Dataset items
"""

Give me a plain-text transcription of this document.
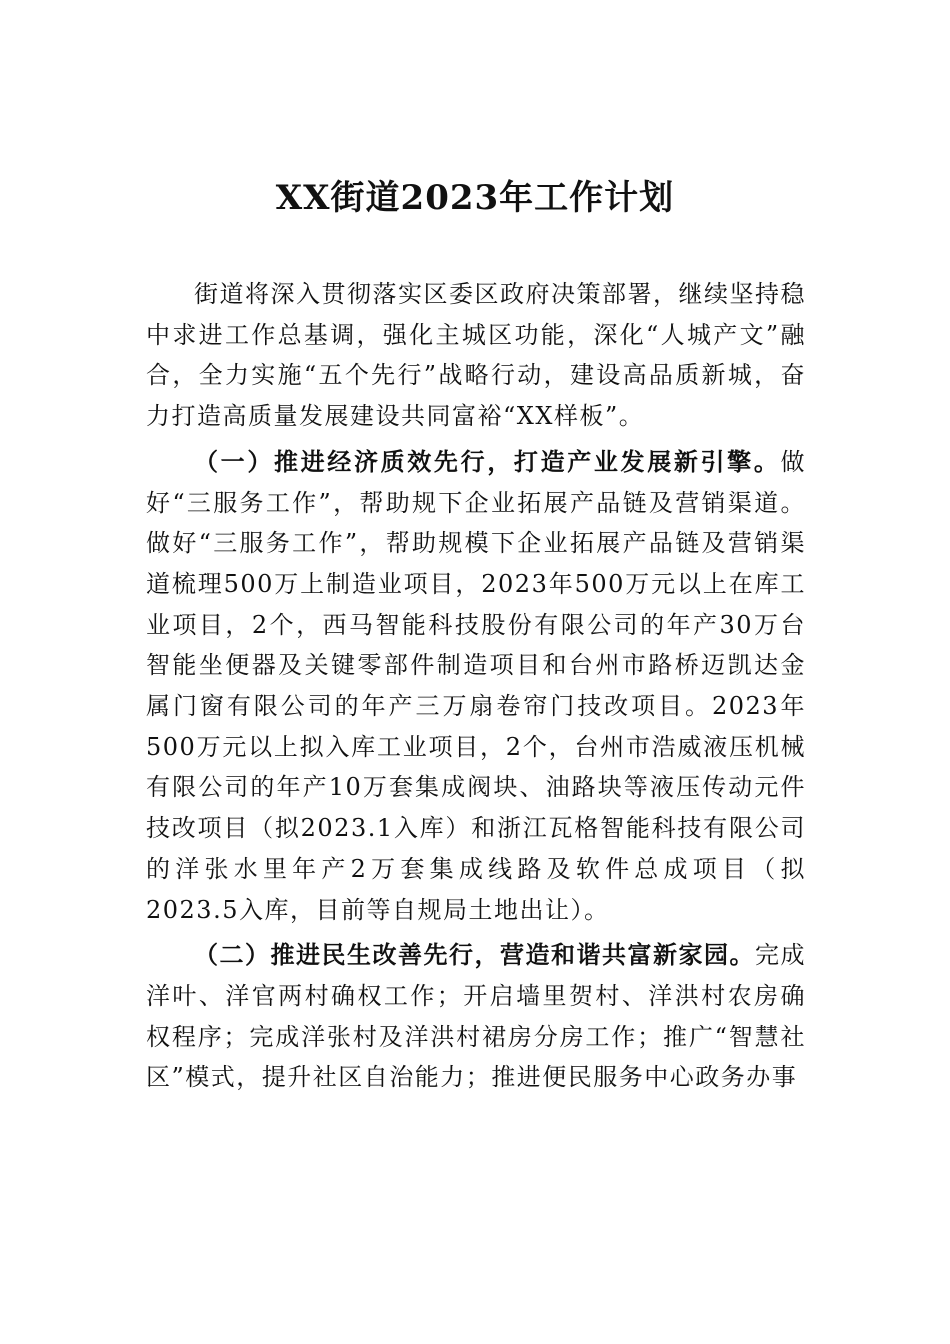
XX街道2023年工作计划

街道将深入贯彻落实区委区政府决策部署，继续坚持稳中求进工作总基调，强化主城区功能，深化“人城产文”融合，全力实施“五个先行”战略行动，建设高品质新城，奋力打造高质量发展建设共同富裕“XX样板”。

（一）推进经济质效先行，打造产业发展新引擎。做好“三服务工作”，帮助规下企业拓展产品链及营销渠道。做好“三服务工作”，帮助规模下企业拓展产品链及营销渠道梳理500万上制造业项目，2023年500万元以上在库工业项目，2个，西马智能科技股份有限公司的年产30万台智能坐便器及关键零部件制造项目和台州市路桥迈凯达金属门窗有限公司的年产三万扇卷帘门技改项目。2023年500万元以上拟入库工业项目，2个，台州市浩威液压机械有限公司的年产10万套集成阀块、油路块等液压传动元件技改项目（拟2023.1入库）和浙江瓦格智能科技有限公司的洋张水里年产2万套集成线路及软件总成项目（拟2023.5入库，目前等自规局土地出让）。

（二）推进民生改善先行，营造和谐共富新家园。完成洋叶、洋官两村确权工作；开启墙里贺村、洋洪村农房确权程序；完成洋张村及洋洪村裙房分房工作；推广“智慧社区”模式，提升社区自治能力；推进便民服务中心政务办事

"""

**Required task:** All of the data above should be quoted exactly, except for the pictures.

**Solved exercise:**
Give me a plain-text transcription of this document.
XX街道2023年工作计划

街道将深入贯彻落实区委区政府决策部署，继续坚持稳中求进工作总基调，强化主城区功能，深化“人城产文”融合，全力实施“五个先行”战略行动，建设高品质新城，奋力打造高质量发展建设共同富裕“XX样板”。

（一）推进经济质效先行，打造产业发展新引擎。做好“三服务工作”，帮助规下企业拓展产品链及营销渠道。做好“三服务工作”，帮助规模下企业拓展产品链及营销渠道梳理500万上制造业项目，2023年500万元以上在库工业项目，2个，西马智能科技股份有限公司的年产30万台智能坐便器及关键零部件制造项目和台州市路桥迈凯达金属门窗有限公司的年产三万扇卷帘门技改项目。2023年500万元以上拟入库工业项目，2个，台州市浩威液压机械有限公司的年产10万套集成阀块、油路块等液压传动元件技改项目（拟2023.1入库）和浙江瓦格智能科技有限公司的洋张水里年产2万套集成线路及软件总成项目（拟2023.5入库，目前等自规局土地出让）。

（二）推进民生改善先行，营造和谐共富新家园。完成洋叶、洋官两村确权工作；开启墙里贺村、洋洪村农房确权程序；完成洋张村及洋洪村裙房分房工作；推广“智慧社区”模式，提升社区自治能力；推进便民服务中心政务办事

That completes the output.